• Work required:
Output every line exactly as written. Leave out pictures.

• Excerpted data:

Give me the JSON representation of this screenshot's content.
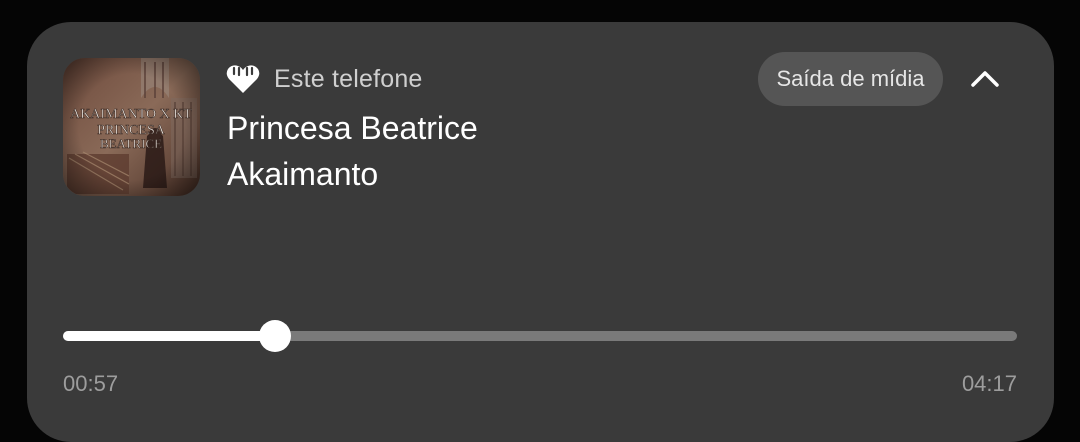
{
  "media": {
    "source_label": "Este telefone",
    "source_icon": "heart-icon",
    "title": "Princesa Beatrice",
    "artist": "Akaimanto",
    "album_art_text": "AKAIMANTO X KT PRINCESA BEATRICE",
    "output_button_label": "Saída de mídia",
    "collapse_icon": "chevron-up-icon"
  },
  "progress": {
    "elapsed": "00:57",
    "total": "04:17",
    "fraction": 0.2218
  },
  "colors": {
    "card_background": "#3a3a3a",
    "page_background": "#050505",
    "output_button": "#555555",
    "track_remaining": "#7a7a7a",
    "track_played": "#ffffff",
    "time_text": "#9d9d9d"
  }
}
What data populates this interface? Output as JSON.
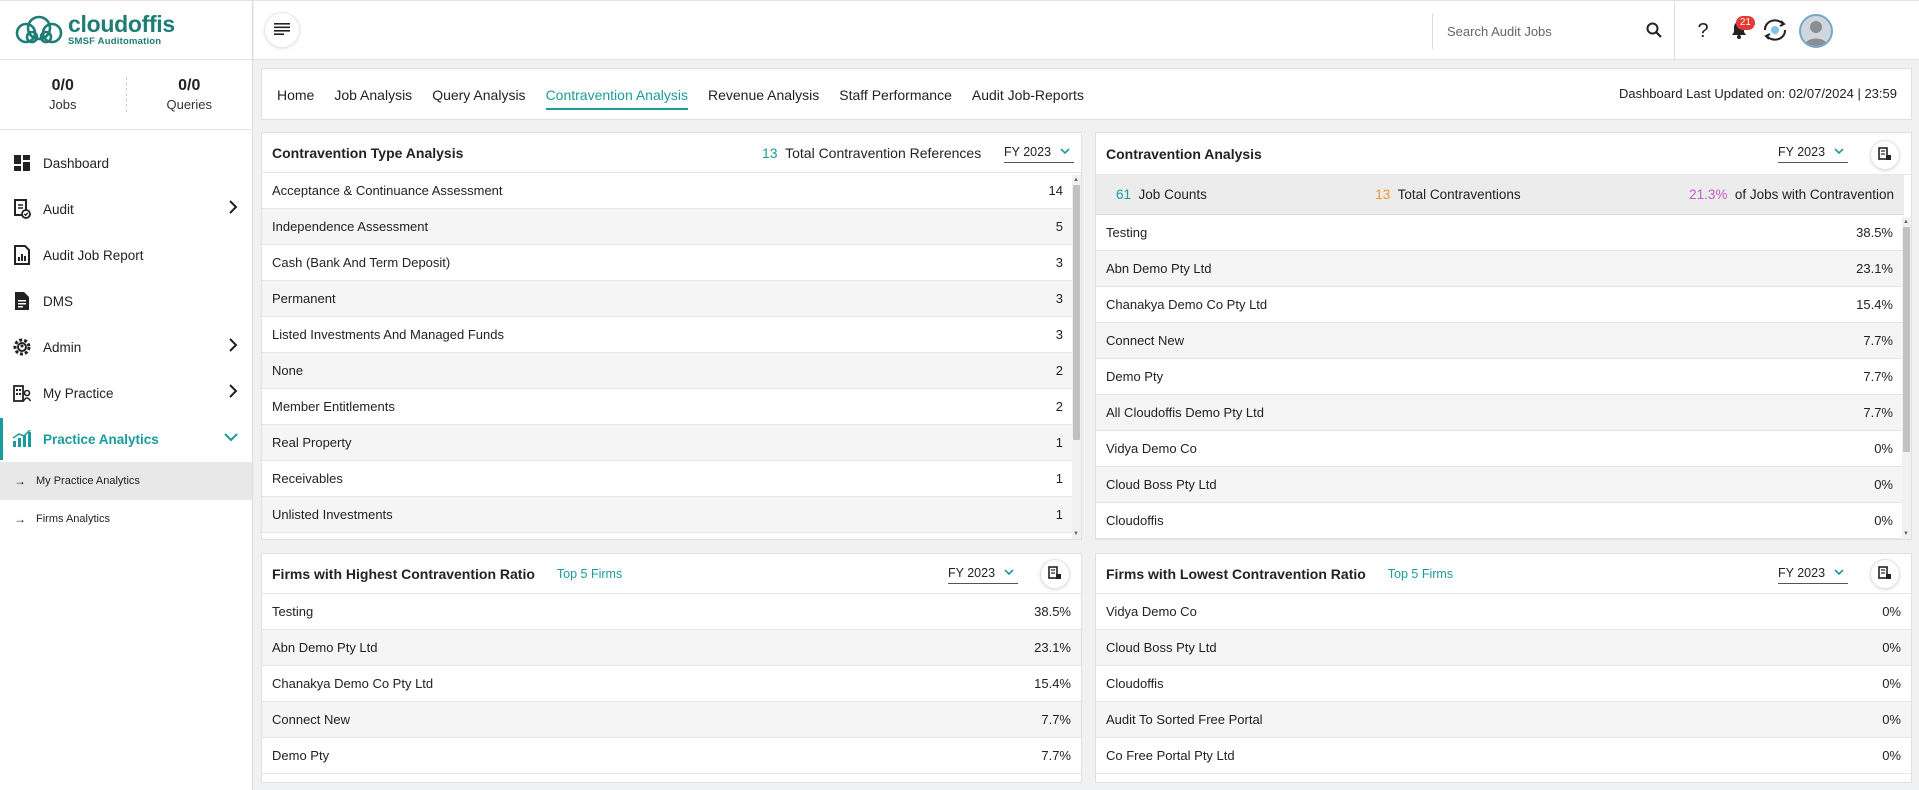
{
  "brand": {
    "name": "cloudoffis",
    "tagline": "SMSF Auditomation",
    "color": "#1e7d74"
  },
  "counters": [
    {
      "value": "0/0",
      "label": "Jobs"
    },
    {
      "value": "0/0",
      "label": "Queries"
    }
  ],
  "nav": {
    "dashboard": "Dashboard",
    "audit": "Audit",
    "audit_job_report": "Audit Job Report",
    "dms": "DMS",
    "admin": "Admin",
    "my_practice": "My Practice",
    "practice_analytics": "Practice Analytics",
    "sub_my_practice_analytics": "My Practice Analytics",
    "sub_firms_analytics": "Firms Analytics"
  },
  "search": {
    "placeholder": "Search Audit Jobs"
  },
  "notifications": {
    "count": "21"
  },
  "tabs": [
    "Home",
    "Job Analysis",
    "Query Analysis",
    "Contravention Analysis",
    "Revenue Analysis",
    "Staff Performance",
    "Audit Job-Reports"
  ],
  "active_tab": "Contravention Analysis",
  "last_updated": "Dashboard Last Updated on: 02/07/2024 | 23:59",
  "accent_color": "#1a9c9c",
  "type_analysis": {
    "title": "Contravention Type Analysis",
    "total_num": "13",
    "total_label": "Total Contravention References",
    "fy": "FY 2023",
    "rows": [
      {
        "name": "Acceptance & Continuance Assessment",
        "value": "14"
      },
      {
        "name": "Independence Assessment",
        "value": "5"
      },
      {
        "name": "Cash (Bank And Term Deposit)",
        "value": "3"
      },
      {
        "name": "Permanent",
        "value": "3"
      },
      {
        "name": "Listed Investments And Managed Funds",
        "value": "3"
      },
      {
        "name": "None",
        "value": "2"
      },
      {
        "name": "Member Entitlements",
        "value": "2"
      },
      {
        "name": "Real Property",
        "value": "1"
      },
      {
        "name": "Receivables",
        "value": "1"
      },
      {
        "name": "Unlisted Investments",
        "value": "1"
      }
    ]
  },
  "contravention_analysis": {
    "title": "Contravention Analysis",
    "fy": "FY 2023",
    "job_counts_num": "61",
    "job_counts_label": "Job Counts",
    "total_num": "13",
    "total_label": "Total Contraventions",
    "pct_num": "21.3%",
    "pct_label": "of Jobs with Contravention",
    "rows": [
      {
        "name": "Testing",
        "value": "38.5%"
      },
      {
        "name": "Abn Demo Pty Ltd",
        "value": "23.1%"
      },
      {
        "name": "Chanakya Demo Co Pty Ltd",
        "value": "15.4%"
      },
      {
        "name": "Connect New",
        "value": "7.7%"
      },
      {
        "name": "Demo Pty",
        "value": "7.7%"
      },
      {
        "name": "All Cloudoffis Demo Pty Ltd",
        "value": "7.7%"
      },
      {
        "name": "Vidya Demo Co",
        "value": "0%"
      },
      {
        "name": "Cloud Boss Pty Ltd",
        "value": "0%"
      },
      {
        "name": "Cloudoffis",
        "value": "0%"
      }
    ]
  },
  "highest": {
    "title": "Firms with Highest Contravention Ratio",
    "top5": "Top 5 Firms",
    "fy": "FY 2023",
    "rows": [
      {
        "name": "Testing",
        "value": "38.5%"
      },
      {
        "name": "Abn Demo Pty Ltd",
        "value": "23.1%"
      },
      {
        "name": "Chanakya Demo Co Pty Ltd",
        "value": "15.4%"
      },
      {
        "name": "Connect New",
        "value": "7.7%"
      },
      {
        "name": "Demo Pty",
        "value": "7.7%"
      }
    ]
  },
  "lowest": {
    "title": "Firms with Lowest Contravention Ratio",
    "top5": "Top 5 Firms",
    "fy": "FY 2023",
    "rows": [
      {
        "name": "Vidya Demo Co",
        "value": "0%"
      },
      {
        "name": "Cloud Boss Pty Ltd",
        "value": "0%"
      },
      {
        "name": "Cloudoffis",
        "value": "0%"
      },
      {
        "name": "Audit To Sorted Free Portal",
        "value": "0%"
      },
      {
        "name": "Co Free Portal Pty Ltd",
        "value": "0%"
      }
    ]
  }
}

• Exercise solution:
Give me the JSON representation of this screenshot's content.
{
  "media": {
    "source_label": "Este telefone",
    "source_icon": "heart-icon",
    "title": "Princesa Beatrice",
    "artist": "Akaimanto",
    "album_art_text": "AKAIMANTO X KT PRINCESA BEATRICE",
    "output_button_label": "Saída de mídia",
    "collapse_icon": "chevron-up-icon"
  },
  "progress": {
    "elapsed": "00:57",
    "total": "04:17",
    "fraction": 0.2218
  },
  "colors": {
    "card_background": "#3a3a3a",
    "page_background": "#050505",
    "output_button": "#555555",
    "track_remaining": "#7a7a7a",
    "track_played": "#ffffff",
    "time_text": "#9d9d9d"
  }
}
What data populates this interface? Output as JSON.
{
  "brand": {
    "name": "cloudoffis",
    "tagline": "SMSF Auditomation",
    "color": "#1e7d74"
  },
  "counters": [
    {
      "value": "0/0",
      "label": "Jobs"
    },
    {
      "value": "0/0",
      "label": "Queries"
    }
  ],
  "nav": {
    "dashboard": "Dashboard",
    "audit": "Audit",
    "audit_job_report": "Audit Job Report",
    "dms": "DMS",
    "admin": "Admin",
    "my_practice": "My Practice",
    "practice_analytics": "Practice Analytics",
    "sub_my_practice_analytics": "My Practice Analytics",
    "sub_firms_analytics": "Firms Analytics"
  },
  "search": {
    "placeholder": "Search Audit Jobs"
  },
  "notifications": {
    "count": "21"
  },
  "tabs": [
    "Home",
    "Job Analysis",
    "Query Analysis",
    "Contravention Analysis",
    "Revenue Analysis",
    "Staff Performance",
    "Audit Job-Reports"
  ],
  "active_tab": "Contravention Analysis",
  "last_updated": "Dashboard Last Updated on: 02/07/2024 | 23:59",
  "accent_color": "#1a9c9c",
  "type_analysis": {
    "title": "Contravention Type Analysis",
    "total_num": "13",
    "total_label": "Total Contravention References",
    "fy": "FY 2023",
    "rows": [
      {
        "name": "Acceptance & Continuance Assessment",
        "value": "14"
      },
      {
        "name": "Independence Assessment",
        "value": "5"
      },
      {
        "name": "Cash (Bank And Term Deposit)",
        "value": "3"
      },
      {
        "name": "Permanent",
        "value": "3"
      },
      {
        "name": "Listed Investments And Managed Funds",
        "value": "3"
      },
      {
        "name": "None",
        "value": "2"
      },
      {
        "name": "Member Entitlements",
        "value": "2"
      },
      {
        "name": "Real Property",
        "value": "1"
      },
      {
        "name": "Receivables",
        "value": "1"
      },
      {
        "name": "Unlisted Investments",
        "value": "1"
      }
    ]
  },
  "contravention_analysis": {
    "title": "Contravention Analysis",
    "fy": "FY 2023",
    "job_counts_num": "61",
    "job_counts_label": "Job Counts",
    "total_num": "13",
    "total_label": "Total Contraventions",
    "pct_num": "21.3%",
    "pct_label": "of Jobs with Contravention",
    "rows": [
      {
        "name": "Testing",
        "value": "38.5%"
      },
      {
        "name": "Abn Demo Pty Ltd",
        "value": "23.1%"
      },
      {
        "name": "Chanakya Demo Co Pty Ltd",
        "value": "15.4%"
      },
      {
        "name": "Connect New",
        "value": "7.7%"
      },
      {
        "name": "Demo Pty",
        "value": "7.7%"
      },
      {
        "name": "All Cloudoffis Demo Pty Ltd",
        "value": "7.7%"
      },
      {
        "name": "Vidya Demo Co",
        "value": "0%"
      },
      {
        "name": "Cloud Boss Pty Ltd",
        "value": "0%"
      },
      {
        "name": "Cloudoffis",
        "value": "0%"
      }
    ]
  },
  "highest": {
    "title": "Firms with Highest Contravention Ratio",
    "top5": "Top 5 Firms",
    "fy": "FY 2023",
    "rows": [
      {
        "name": "Testing",
        "value": "38.5%"
      },
      {
        "name": "Abn Demo Pty Ltd",
        "value": "23.1%"
      },
      {
        "name": "Chanakya Demo Co Pty Ltd",
        "value": "15.4%"
      },
      {
        "name": "Connect New",
        "value": "7.7%"
      },
      {
        "name": "Demo Pty",
        "value": "7.7%"
      }
    ]
  },
  "lowest": {
    "title": "Firms with Lowest Contravention Ratio",
    "top5": "Top 5 Firms",
    "fy": "FY 2023",
    "rows": [
      {
        "name": "Vidya Demo Co",
        "value": "0%"
      },
      {
        "name": "Cloud Boss Pty Ltd",
        "value": "0%"
      },
      {
        "name": "Cloudoffis",
        "value": "0%"
      },
      {
        "name": "Audit To Sorted Free Portal",
        "value": "0%"
      },
      {
        "name": "Co Free Portal Pty Ltd",
        "value": "0%"
      }
    ]
  }
}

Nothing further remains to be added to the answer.